** START Items **
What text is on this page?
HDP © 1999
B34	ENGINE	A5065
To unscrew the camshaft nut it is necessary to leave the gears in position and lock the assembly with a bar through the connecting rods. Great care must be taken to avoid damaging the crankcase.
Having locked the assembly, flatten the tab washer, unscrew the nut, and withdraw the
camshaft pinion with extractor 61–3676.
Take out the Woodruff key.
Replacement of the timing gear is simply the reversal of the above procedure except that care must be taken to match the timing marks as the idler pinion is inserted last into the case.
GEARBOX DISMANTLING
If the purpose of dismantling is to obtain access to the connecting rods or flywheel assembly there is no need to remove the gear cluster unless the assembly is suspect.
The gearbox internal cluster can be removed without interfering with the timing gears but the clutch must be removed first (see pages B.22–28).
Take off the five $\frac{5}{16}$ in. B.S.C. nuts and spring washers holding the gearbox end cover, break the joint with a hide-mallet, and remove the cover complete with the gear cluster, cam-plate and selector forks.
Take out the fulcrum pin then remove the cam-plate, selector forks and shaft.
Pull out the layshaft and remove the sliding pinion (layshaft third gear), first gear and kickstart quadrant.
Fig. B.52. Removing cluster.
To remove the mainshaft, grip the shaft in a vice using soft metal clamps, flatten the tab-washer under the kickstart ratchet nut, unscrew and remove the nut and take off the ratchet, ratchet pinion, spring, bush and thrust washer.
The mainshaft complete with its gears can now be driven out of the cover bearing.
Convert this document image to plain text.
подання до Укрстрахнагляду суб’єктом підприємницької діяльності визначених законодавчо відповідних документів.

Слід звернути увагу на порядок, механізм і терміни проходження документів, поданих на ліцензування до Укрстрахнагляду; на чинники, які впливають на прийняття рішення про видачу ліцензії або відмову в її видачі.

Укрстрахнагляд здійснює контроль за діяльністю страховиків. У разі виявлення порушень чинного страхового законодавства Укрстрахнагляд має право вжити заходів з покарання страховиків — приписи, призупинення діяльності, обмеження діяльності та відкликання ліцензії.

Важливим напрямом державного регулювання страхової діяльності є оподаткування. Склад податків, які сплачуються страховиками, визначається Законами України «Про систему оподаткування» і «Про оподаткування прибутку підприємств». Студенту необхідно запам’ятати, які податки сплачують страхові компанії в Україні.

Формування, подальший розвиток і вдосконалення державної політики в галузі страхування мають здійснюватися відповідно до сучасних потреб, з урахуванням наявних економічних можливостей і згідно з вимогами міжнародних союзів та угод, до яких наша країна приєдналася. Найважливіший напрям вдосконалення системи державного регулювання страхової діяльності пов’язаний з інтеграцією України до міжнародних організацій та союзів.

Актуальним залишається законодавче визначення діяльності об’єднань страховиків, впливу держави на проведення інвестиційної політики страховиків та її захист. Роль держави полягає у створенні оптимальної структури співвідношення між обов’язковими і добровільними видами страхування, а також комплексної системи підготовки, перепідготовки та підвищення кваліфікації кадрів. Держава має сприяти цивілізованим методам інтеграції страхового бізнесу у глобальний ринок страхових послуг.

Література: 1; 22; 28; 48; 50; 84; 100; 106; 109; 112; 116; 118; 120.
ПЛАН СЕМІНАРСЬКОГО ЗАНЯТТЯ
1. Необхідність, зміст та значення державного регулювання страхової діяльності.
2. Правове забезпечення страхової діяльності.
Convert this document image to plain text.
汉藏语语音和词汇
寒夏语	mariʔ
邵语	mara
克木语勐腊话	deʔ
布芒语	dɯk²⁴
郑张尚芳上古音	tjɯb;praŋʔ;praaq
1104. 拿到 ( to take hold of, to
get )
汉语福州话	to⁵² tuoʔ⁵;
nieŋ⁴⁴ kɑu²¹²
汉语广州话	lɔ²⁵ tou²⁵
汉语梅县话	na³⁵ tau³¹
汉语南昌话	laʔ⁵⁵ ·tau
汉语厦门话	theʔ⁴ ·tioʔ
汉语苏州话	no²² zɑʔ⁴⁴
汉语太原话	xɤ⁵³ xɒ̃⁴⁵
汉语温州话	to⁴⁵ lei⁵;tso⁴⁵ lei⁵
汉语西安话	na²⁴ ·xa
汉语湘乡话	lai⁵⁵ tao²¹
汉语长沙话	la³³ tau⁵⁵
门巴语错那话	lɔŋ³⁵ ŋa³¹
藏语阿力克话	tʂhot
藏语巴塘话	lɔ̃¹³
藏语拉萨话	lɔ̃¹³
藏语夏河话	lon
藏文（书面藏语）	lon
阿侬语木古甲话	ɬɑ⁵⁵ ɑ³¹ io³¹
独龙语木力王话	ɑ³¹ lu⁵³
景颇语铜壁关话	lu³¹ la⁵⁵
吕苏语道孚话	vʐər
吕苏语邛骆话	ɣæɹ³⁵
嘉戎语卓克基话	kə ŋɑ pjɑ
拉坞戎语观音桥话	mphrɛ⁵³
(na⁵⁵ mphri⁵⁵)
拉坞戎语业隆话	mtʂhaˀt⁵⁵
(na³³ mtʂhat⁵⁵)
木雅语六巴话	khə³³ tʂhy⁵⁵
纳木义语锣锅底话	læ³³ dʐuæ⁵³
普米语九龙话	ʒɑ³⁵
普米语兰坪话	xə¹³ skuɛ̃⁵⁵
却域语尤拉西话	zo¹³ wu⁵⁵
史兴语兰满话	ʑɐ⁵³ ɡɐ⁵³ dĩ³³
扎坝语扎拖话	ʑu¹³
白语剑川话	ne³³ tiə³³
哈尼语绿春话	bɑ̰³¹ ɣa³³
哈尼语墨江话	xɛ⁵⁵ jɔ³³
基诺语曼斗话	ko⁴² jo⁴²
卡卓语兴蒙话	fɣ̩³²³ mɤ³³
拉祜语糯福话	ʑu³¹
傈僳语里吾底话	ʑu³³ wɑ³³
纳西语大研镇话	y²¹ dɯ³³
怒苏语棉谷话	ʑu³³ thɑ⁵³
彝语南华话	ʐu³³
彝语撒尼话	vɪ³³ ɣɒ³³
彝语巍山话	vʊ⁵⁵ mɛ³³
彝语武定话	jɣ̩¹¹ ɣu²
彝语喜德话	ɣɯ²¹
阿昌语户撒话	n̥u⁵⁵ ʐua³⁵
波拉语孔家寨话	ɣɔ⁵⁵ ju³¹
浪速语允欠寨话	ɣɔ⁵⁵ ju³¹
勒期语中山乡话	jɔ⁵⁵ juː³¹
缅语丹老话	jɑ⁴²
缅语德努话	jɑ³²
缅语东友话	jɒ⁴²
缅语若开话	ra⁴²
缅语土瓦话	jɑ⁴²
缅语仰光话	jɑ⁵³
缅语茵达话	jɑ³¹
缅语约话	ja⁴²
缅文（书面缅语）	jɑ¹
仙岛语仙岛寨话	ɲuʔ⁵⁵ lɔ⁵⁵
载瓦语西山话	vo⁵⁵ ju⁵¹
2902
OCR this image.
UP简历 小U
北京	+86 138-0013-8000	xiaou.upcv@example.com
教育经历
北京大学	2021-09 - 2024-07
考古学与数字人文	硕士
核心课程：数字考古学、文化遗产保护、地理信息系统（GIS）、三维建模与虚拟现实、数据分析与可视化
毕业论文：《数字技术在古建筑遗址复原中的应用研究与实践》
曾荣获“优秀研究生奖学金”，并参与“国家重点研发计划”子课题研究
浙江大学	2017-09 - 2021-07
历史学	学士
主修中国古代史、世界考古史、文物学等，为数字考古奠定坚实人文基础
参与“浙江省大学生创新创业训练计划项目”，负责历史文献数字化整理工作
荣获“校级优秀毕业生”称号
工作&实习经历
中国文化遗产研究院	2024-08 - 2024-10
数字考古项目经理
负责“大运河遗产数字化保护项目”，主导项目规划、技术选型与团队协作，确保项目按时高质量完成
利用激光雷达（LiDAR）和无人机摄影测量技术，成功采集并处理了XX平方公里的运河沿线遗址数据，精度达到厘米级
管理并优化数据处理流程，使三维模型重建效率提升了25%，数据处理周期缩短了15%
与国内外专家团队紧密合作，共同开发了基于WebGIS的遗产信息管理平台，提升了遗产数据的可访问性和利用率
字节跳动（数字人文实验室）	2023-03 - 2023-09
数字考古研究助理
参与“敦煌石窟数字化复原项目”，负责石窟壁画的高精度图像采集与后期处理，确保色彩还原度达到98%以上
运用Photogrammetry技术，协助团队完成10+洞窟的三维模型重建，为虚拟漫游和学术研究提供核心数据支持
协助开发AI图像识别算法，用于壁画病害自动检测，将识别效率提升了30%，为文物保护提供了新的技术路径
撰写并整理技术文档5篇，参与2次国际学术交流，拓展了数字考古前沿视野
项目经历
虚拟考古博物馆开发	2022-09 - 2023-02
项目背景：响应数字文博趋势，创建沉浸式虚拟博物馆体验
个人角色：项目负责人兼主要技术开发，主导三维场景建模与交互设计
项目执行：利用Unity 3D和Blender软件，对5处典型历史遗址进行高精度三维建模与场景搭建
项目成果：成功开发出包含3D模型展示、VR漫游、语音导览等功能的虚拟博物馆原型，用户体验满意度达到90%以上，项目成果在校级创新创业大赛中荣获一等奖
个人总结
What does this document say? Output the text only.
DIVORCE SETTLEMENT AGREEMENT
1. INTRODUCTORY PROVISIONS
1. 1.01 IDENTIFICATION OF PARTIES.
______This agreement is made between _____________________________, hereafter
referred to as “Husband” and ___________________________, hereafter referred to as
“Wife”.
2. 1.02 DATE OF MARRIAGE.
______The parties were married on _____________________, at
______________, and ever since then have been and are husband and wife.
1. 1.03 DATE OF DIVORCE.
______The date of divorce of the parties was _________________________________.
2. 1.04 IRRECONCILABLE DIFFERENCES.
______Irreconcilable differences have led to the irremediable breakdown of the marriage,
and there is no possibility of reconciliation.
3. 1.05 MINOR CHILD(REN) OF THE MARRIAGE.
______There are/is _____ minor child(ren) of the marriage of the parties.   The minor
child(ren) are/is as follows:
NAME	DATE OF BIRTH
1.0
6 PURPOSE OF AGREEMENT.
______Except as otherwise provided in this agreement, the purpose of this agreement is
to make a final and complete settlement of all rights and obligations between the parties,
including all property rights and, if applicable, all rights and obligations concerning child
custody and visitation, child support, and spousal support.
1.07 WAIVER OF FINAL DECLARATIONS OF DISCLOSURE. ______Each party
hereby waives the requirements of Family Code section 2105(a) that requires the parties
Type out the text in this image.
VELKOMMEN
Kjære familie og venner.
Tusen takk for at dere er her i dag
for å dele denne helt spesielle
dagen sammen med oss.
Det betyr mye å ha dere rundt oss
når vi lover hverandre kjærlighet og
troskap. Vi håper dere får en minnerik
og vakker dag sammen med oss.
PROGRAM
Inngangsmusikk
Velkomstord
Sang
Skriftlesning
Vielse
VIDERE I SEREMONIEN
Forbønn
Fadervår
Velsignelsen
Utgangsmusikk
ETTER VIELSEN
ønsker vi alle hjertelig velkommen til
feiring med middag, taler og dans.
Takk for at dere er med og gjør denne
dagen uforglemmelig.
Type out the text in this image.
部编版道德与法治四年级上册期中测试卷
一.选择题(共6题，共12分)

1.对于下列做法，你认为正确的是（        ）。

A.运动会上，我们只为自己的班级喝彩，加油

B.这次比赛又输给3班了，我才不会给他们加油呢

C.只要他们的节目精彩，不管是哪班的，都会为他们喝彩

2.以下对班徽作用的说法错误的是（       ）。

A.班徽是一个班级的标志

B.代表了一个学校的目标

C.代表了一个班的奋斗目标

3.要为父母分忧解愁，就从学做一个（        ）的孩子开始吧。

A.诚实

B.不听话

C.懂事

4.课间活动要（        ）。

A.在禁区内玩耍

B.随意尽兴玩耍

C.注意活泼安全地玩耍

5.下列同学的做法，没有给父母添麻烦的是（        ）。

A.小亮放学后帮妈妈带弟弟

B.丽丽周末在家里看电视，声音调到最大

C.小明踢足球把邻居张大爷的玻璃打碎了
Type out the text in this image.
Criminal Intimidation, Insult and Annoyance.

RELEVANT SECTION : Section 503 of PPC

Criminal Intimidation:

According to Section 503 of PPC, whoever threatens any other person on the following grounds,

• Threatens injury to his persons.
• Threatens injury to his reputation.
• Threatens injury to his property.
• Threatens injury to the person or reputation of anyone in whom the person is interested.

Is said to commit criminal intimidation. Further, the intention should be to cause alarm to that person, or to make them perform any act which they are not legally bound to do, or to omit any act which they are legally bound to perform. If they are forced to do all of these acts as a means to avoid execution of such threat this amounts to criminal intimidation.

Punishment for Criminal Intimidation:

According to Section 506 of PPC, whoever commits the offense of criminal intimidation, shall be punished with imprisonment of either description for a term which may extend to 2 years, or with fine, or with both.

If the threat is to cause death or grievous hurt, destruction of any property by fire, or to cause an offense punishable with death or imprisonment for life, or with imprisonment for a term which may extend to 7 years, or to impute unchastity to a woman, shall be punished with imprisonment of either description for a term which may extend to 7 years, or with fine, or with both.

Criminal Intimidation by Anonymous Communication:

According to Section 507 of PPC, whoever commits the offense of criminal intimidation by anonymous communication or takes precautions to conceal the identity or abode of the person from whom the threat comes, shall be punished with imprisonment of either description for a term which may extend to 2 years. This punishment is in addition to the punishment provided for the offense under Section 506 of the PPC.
** END Items **
◆ **Problem requirements**
Spot every line that holds "документів" and copy it.

◆ **Exercise solution**
подання до Укрстрахнагляду суб’єктом підприємницької діяльності визначених законодавчо відповідних документів.
Слід звернути увагу на порядок, механізм і терміни проходження документів, поданих на ліцензування до Укрстрахнагляду; на чинники, які впливають на прийняття рішення про видачу ліцензії або відмову в її видачі.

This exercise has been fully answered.